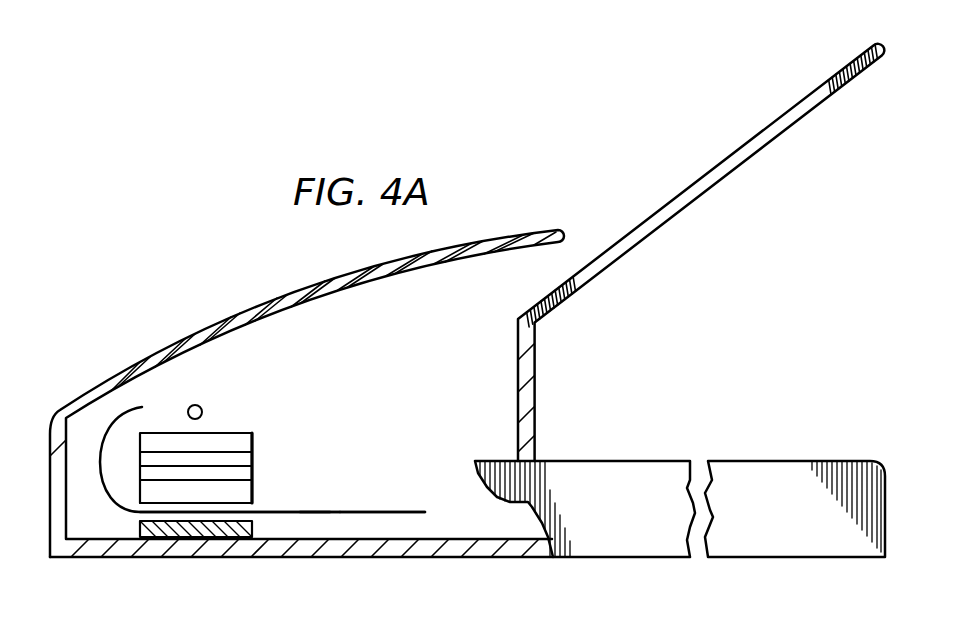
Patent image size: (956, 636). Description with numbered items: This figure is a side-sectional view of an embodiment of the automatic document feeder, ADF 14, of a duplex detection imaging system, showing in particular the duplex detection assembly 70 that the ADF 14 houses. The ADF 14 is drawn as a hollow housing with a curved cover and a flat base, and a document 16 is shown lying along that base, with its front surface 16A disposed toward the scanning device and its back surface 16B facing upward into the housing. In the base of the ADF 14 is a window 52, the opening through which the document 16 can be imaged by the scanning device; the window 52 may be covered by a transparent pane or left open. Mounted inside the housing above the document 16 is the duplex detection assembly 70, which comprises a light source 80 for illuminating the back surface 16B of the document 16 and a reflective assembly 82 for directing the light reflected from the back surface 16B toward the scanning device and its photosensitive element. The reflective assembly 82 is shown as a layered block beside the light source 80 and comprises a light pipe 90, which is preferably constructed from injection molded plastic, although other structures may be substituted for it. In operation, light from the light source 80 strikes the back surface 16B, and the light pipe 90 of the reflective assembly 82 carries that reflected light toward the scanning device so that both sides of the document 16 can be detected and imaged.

The automatic document feeder 14 is at (190, 318).
The document 16 is at (406, 505).
The front surface 16A is at (317, 514).
The back surface 16B is at (352, 510).
The window 52 is at (138, 530).
The duplex detection assembly 70 is at (256, 411).
The light source 80 is at (196, 405).
The reflective assembly 82 is at (258, 452).
The light pipe 90 is at (253, 488).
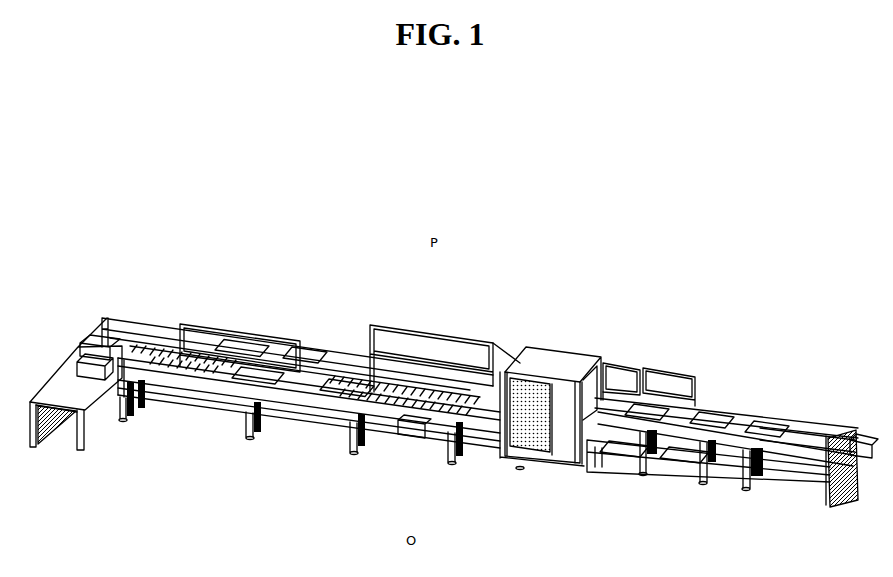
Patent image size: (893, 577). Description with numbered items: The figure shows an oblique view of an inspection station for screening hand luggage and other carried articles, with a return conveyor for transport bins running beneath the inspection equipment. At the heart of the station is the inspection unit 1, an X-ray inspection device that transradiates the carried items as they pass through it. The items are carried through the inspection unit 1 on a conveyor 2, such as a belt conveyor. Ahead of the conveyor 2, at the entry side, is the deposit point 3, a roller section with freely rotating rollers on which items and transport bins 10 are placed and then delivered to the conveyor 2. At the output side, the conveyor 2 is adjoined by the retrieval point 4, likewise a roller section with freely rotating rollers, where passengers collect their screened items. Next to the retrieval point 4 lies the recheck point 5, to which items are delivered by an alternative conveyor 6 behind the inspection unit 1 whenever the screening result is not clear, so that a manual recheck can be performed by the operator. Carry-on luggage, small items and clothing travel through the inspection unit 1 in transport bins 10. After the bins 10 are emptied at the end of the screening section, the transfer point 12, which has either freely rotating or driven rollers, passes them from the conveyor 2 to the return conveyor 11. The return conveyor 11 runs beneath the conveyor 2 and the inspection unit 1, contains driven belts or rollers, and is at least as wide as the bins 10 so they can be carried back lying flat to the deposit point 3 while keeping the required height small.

The inspection unit 1 is at (550, 368).
The conveyor 2 is at (423, 382).
The deposit point 3 is at (775, 445).
The retrieval point 4 is at (223, 338).
The recheck point 5 is at (67, 390).
The alternative conveyor 6 is at (297, 400).
The transport bins 10 is at (95, 347).
The return conveyor 11 is at (323, 413).
The transfer point 12 is at (145, 343).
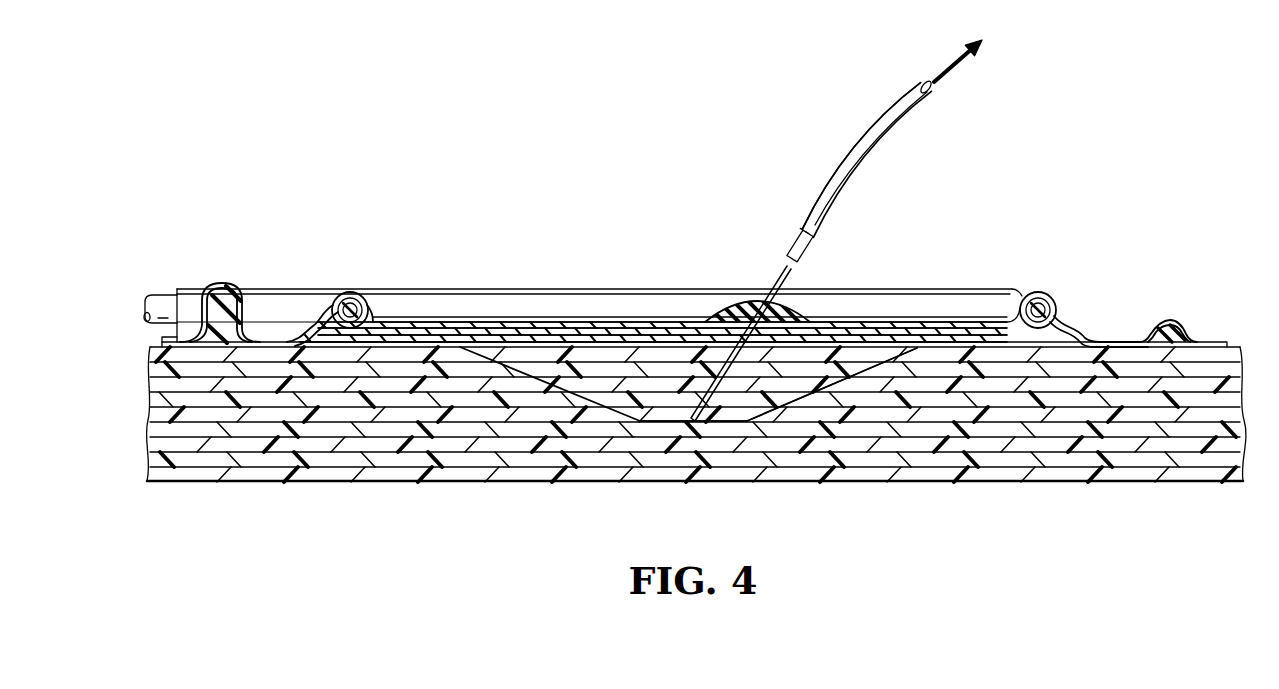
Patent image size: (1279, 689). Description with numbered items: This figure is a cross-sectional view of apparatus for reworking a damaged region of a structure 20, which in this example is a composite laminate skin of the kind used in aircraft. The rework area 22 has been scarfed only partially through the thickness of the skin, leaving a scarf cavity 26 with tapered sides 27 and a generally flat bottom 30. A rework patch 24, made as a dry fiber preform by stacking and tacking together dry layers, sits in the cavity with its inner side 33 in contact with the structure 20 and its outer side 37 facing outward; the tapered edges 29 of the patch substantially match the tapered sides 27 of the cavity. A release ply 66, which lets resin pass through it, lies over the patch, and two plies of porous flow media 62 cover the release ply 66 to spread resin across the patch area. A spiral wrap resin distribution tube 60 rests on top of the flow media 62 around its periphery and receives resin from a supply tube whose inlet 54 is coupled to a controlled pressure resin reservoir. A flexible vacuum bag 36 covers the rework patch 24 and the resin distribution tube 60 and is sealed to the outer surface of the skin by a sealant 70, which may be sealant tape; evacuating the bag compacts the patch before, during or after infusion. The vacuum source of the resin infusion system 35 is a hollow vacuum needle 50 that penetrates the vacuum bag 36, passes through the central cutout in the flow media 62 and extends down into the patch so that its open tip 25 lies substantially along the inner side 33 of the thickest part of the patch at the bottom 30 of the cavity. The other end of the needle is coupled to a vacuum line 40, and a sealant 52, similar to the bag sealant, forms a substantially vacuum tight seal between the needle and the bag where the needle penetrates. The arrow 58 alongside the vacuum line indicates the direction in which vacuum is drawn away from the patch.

The structure 20 is at (620, 480).
The rework area 22 is at (600, 182).
The rework patch 24 is at (586, 355).
The tip 25 is at (664, 424).
The scarf cavity 26 is at (530, 368).
The tapered sides 27 is at (800, 395).
The tapered edges 29 is at (823, 346).
The bottom 30 is at (688, 417).
The inner side 33 is at (728, 424).
The resin infusion system 35 is at (829, 143).
The vacuum bag 36 is at (295, 288).
The outer side 37 is at (480, 335).
The vacuum line 40 is at (877, 118).
The vacuum needle 50 is at (786, 262).
The sealant 52 is at (728, 300).
The inlet 54 is at (140, 310).
The withdrawal direction arrow 58 is at (935, 72).
The resin distribution tube 60 is at (352, 292).
The flow media 62 is at (912, 333).
The release ply 66 is at (421, 330).
The sealant 70 is at (213, 300).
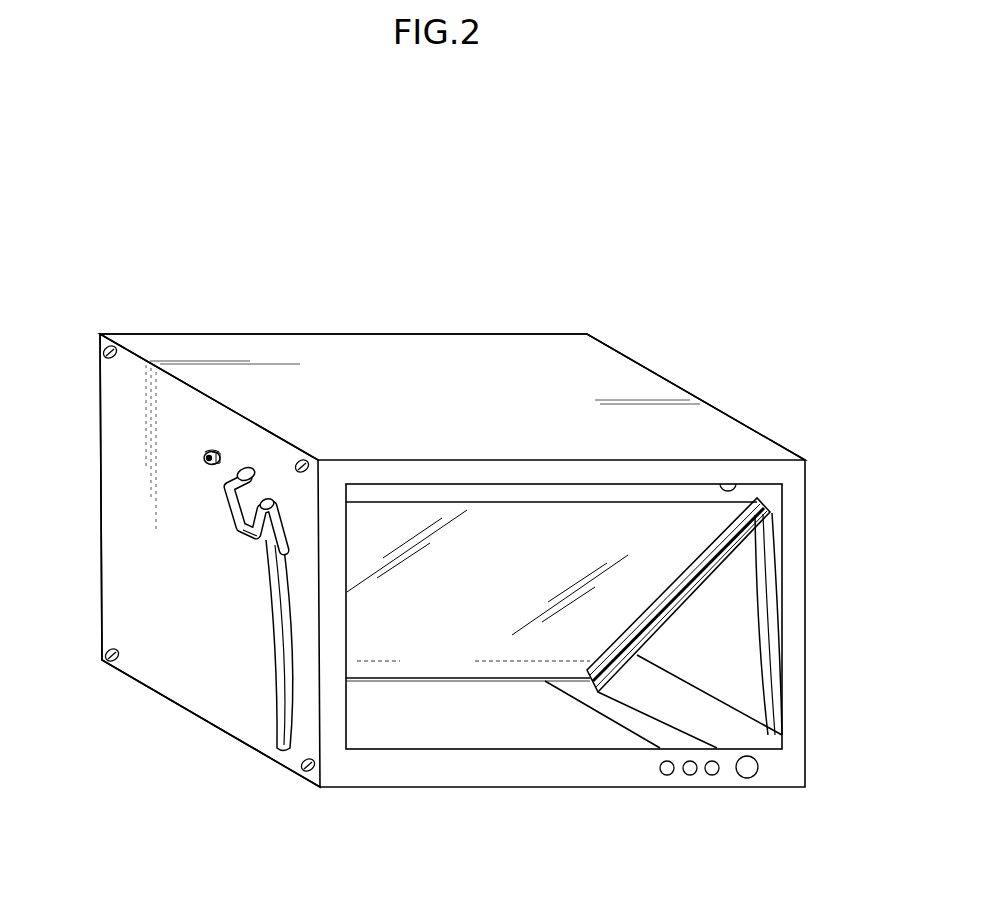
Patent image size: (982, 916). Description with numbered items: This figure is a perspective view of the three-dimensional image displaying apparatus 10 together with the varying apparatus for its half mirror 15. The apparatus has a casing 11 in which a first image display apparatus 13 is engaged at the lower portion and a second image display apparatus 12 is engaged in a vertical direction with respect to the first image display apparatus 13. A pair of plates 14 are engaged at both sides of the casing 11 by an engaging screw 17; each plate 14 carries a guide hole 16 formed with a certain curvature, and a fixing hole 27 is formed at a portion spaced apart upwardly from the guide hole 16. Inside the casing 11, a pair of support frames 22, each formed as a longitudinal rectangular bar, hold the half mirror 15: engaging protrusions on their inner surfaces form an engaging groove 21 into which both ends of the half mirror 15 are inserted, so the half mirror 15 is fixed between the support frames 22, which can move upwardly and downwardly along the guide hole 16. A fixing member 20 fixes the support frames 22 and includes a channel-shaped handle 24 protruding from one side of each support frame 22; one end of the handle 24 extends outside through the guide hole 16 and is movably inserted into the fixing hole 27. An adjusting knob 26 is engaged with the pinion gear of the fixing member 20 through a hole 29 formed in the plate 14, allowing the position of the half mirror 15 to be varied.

The 3D image displaying apparatus 10 is at (563, 291).
The casing 11 is at (632, 380).
The second image display apparatus 12 is at (358, 487).
The first image display apparatus 13 is at (573, 722).
The plates 14 is at (185, 658).
The half mirror 15 is at (460, 617).
The guide hole 16 is at (278, 637).
The engaging screw 17 is at (303, 762).
The fixing member 20 is at (228, 522).
The engaging groove 21 is at (770, 513).
The support frames 22 is at (703, 577).
The handle 24 is at (250, 533).
The adjusting knob 26 is at (205, 460).
The fixing hole 27 is at (243, 468).
The hole 29 is at (217, 450).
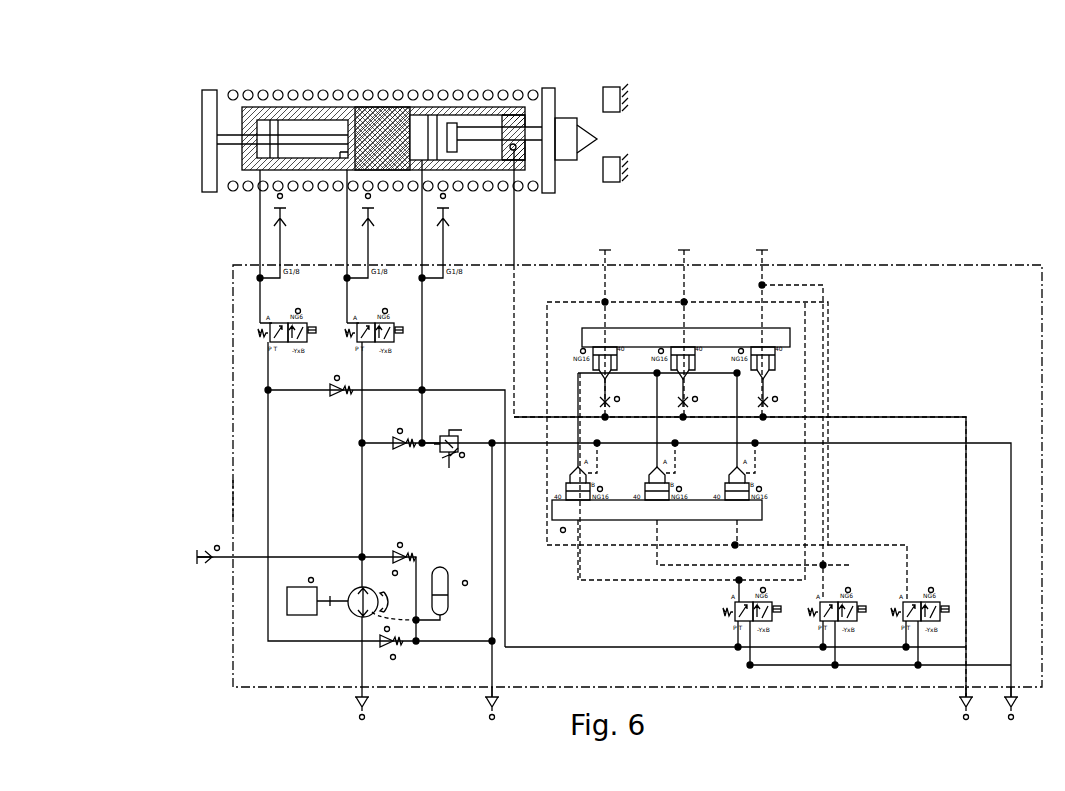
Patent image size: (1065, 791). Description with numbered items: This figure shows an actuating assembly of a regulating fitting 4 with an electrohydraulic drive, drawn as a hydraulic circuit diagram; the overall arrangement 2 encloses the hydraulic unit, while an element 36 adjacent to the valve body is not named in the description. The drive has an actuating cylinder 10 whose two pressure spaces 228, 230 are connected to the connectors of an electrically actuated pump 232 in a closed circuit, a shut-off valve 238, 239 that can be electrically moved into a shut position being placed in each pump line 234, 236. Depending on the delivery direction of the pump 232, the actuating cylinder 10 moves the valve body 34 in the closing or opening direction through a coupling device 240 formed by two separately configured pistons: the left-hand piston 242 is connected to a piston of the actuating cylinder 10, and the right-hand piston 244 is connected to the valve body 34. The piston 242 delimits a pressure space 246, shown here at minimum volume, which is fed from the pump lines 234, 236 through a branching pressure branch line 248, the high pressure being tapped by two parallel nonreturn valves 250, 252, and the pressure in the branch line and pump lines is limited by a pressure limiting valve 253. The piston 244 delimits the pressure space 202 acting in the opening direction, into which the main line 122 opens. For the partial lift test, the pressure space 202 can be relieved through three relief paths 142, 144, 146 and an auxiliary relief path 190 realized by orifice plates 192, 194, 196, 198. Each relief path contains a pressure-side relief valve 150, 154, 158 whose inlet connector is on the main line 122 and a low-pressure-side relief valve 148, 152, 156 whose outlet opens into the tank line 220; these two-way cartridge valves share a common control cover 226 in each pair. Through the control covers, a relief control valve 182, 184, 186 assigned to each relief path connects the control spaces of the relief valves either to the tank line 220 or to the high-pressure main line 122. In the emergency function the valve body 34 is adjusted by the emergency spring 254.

◇ ◇ ◇ ◇ ◇

TASK TO CARRY OUT: Arrange the lines from the start up to and including the line with "The light pipe 90 is at (253, 488)." as a two-column CSV with the headers description and locations. Give one row per figure, with its text in one quoted field and the lines that follow it in the other, turning line breaks into spaces and leaving the pictures out.

COMPLETE ANSWER:
description,locations
"Patent image size: (956, 636). Description with numbered items: This figure is a side-sectional view of an embodiment of the automatic document feeder, ADF 14, of a duplex detection imaging system, showing in particular the duplex detection assembly 70 that the ADF 14 houses. The ADF 14 is drawn as a hollow housing with a curved cover and a flat base, and a document 16 is shown lying along that base, with its front surface 16A disposed toward the scanning device and its back surface 16B facing upward into the housing. In the base of the ADF 14 is a window 52, the opening through which the document 16 can be imaged by the scanning device; the window 52 may be covered by a transparent pane or left open. Mounted inside the housing above the document 16 is the duplex detection assembly 70, which comprises a light source 80 for illuminating the back surface 16B of the document 16 and a reflective assembly 82 for directing the light reflected from the back surface 16B toward the scanning device and its photosensitive element. The reflective assembly 82 is shown as a layered block beside the light source 80 and comprises a light pipe 90, which is preferably constructed from injection molded plastic, although other structures may be substituted for it. In operation, light from the light source 80 strikes the back surface 16B, and the light pipe 90 of the reflective assembly 82 carries that reflected light toward the scanning device so that both sides of the document 16 can be detected and imaged.","The automatic document feeder 14 is at (190, 318). The document 16 is at (406, 505). The front surface 16A is at (317, 514). The back surface 16B is at (352, 510). The window 52 is at (138, 530). The duplex detection assembly 70 is at (256, 411). The light source 80 is at (196, 405). The reflective assembly 82 is at (258, 452). The light pipe 90 is at (253, 488)."